Dataset items =
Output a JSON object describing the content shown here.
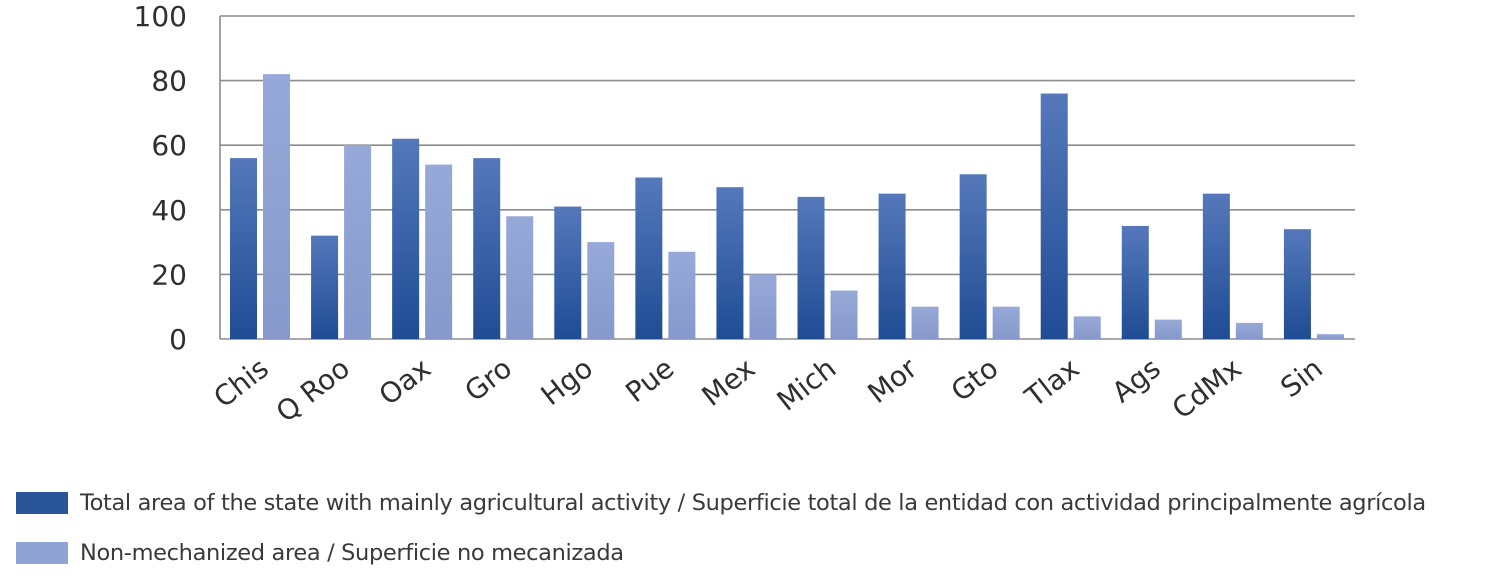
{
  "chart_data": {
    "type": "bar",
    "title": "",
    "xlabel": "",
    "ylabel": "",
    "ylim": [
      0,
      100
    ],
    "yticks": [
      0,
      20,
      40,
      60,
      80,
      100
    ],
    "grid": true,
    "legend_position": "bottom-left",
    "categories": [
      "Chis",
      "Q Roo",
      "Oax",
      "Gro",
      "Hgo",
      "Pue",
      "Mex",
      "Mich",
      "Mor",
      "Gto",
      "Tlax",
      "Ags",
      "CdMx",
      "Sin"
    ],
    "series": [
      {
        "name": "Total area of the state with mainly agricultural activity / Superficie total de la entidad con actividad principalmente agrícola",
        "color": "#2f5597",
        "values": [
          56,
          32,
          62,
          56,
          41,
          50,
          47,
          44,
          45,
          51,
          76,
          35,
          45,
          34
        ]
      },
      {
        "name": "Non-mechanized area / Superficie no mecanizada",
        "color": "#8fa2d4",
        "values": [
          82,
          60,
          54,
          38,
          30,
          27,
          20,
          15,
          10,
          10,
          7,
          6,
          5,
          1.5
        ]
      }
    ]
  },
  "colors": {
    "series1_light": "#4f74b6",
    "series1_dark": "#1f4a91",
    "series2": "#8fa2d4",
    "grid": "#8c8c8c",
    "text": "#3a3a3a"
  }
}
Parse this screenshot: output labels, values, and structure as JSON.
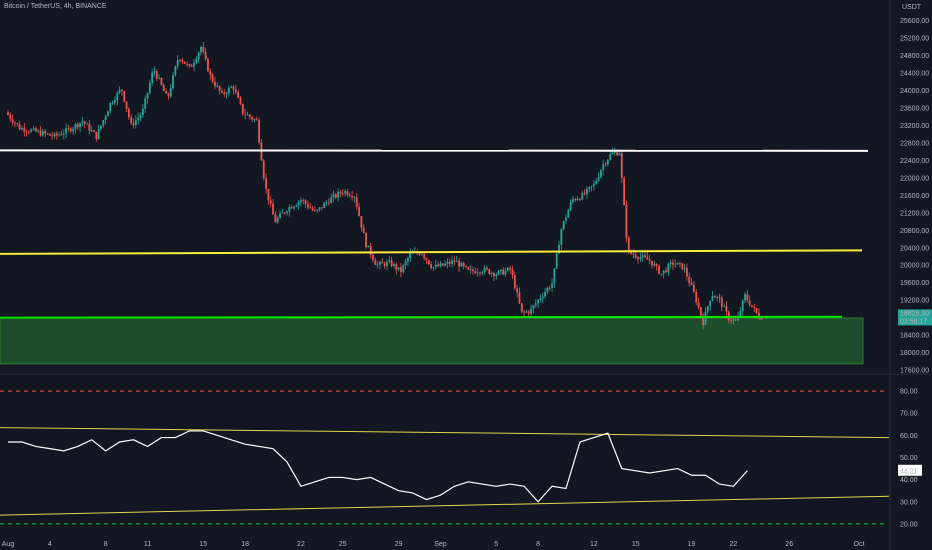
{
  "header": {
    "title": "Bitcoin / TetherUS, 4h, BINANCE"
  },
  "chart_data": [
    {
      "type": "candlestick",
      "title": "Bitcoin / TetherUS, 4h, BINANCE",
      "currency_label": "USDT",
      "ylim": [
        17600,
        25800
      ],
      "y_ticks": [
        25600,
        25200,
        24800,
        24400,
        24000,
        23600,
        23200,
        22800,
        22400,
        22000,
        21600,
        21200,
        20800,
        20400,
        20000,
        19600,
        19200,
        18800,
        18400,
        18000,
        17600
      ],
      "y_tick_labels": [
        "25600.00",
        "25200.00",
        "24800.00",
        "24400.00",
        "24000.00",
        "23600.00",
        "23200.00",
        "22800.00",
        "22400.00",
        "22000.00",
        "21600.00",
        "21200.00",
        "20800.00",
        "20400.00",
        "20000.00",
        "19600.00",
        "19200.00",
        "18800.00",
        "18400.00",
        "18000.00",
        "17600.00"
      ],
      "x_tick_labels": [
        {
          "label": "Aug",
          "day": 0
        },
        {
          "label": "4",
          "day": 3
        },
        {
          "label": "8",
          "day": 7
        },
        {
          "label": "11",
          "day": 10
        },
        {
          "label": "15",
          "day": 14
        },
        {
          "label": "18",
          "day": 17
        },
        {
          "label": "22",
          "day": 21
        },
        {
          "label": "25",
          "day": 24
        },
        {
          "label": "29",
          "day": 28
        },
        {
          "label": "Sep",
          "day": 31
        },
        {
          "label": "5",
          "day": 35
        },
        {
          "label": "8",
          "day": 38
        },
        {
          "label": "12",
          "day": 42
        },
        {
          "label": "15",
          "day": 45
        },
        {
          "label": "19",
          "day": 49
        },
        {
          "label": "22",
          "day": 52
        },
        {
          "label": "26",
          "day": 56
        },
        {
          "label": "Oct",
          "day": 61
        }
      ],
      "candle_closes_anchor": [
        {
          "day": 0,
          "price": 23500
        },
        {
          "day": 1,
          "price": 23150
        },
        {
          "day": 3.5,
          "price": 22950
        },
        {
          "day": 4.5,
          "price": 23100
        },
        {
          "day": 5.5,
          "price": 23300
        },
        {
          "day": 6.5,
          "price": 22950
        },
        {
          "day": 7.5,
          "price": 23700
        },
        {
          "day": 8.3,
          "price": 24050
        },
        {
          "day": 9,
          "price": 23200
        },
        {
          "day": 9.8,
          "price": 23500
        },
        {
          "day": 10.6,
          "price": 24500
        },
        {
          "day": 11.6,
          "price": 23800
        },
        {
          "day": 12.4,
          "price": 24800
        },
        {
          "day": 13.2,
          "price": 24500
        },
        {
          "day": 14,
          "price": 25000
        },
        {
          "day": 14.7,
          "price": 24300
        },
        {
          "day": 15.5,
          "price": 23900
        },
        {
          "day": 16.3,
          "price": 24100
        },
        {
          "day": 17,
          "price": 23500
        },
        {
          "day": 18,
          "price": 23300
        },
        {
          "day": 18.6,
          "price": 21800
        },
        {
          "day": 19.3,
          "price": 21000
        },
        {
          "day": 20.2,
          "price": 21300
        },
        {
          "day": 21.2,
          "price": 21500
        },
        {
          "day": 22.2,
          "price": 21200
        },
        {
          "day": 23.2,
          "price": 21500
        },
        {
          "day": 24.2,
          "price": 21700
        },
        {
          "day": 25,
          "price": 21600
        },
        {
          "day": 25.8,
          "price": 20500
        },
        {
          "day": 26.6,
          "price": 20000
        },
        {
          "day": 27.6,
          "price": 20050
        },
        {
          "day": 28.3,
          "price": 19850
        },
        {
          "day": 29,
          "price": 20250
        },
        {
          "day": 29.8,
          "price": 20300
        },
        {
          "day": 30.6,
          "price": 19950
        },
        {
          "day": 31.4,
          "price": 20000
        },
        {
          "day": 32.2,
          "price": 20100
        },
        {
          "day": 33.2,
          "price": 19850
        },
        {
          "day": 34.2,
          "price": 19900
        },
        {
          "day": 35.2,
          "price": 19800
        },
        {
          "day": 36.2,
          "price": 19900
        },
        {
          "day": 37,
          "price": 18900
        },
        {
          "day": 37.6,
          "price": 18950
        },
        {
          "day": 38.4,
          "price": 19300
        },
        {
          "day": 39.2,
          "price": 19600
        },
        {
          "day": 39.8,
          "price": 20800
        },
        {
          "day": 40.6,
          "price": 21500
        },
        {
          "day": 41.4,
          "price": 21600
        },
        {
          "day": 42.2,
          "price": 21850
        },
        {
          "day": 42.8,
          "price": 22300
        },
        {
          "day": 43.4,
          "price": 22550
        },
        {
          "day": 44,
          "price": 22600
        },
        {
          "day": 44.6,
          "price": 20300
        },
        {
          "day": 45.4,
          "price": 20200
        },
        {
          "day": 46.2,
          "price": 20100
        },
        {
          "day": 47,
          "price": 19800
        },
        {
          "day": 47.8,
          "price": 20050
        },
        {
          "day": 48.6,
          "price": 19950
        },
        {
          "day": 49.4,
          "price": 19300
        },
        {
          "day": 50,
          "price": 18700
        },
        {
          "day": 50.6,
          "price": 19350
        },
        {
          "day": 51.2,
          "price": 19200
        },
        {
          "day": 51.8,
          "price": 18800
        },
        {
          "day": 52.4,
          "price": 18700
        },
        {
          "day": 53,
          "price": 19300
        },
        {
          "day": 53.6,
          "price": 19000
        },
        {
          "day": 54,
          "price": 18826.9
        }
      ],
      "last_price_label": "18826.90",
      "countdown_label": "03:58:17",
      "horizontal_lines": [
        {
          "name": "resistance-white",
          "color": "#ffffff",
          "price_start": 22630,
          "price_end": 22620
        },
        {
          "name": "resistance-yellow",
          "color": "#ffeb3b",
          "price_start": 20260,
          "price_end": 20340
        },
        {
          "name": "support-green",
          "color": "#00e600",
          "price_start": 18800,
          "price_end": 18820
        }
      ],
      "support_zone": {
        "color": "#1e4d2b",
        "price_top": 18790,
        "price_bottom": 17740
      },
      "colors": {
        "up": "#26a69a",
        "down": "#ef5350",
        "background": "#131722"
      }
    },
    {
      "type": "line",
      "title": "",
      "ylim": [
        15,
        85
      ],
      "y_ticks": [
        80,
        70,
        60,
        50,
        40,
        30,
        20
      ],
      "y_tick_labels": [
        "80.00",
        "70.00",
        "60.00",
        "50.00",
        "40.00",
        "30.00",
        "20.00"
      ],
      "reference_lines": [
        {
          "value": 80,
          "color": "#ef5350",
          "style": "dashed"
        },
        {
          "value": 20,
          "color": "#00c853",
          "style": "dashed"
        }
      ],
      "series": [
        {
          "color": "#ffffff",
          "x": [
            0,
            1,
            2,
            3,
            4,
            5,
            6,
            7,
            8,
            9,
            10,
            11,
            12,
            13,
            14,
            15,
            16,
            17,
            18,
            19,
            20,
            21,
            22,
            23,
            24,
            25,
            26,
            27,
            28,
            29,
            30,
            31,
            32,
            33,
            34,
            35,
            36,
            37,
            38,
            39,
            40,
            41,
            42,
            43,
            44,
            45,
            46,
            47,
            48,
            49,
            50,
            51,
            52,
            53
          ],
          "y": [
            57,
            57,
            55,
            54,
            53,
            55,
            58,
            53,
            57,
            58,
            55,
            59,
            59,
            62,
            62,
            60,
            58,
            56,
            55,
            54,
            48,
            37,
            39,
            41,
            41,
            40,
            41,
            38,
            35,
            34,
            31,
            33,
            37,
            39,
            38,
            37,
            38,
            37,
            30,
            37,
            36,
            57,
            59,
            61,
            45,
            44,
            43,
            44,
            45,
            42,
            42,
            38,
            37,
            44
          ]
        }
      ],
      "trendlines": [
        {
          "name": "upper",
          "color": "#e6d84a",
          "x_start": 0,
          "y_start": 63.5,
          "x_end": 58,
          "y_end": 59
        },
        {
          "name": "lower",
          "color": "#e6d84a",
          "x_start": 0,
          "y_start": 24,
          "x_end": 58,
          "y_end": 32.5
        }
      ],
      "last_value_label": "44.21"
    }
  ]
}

Objective = Give only the number of lines in the records that contain the string "resistance".

Reply to the task = 2